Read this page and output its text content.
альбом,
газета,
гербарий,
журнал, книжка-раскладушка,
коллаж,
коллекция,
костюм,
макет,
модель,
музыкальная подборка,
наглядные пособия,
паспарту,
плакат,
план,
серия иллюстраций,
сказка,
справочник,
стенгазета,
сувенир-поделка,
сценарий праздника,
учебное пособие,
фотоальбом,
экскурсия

● ● ● ● ●

## Exercise objective
Extract all the entries word for word.

## Worked solution
Read this page and output its text content.
альбом,
газета,
гербарий,
журнал, книжка-раскладушка,
коллаж,
коллекция,
костюм,
макет,
модель,
музыкальная подборка,
наглядные пособия,
паспарту,
плакат,
план,
серия иллюстраций,
сказка,
справочник,
стенгазета,
сувенир-поделка,
сценарий праздника,
учебное пособие,
фотоальбом,
экскурсия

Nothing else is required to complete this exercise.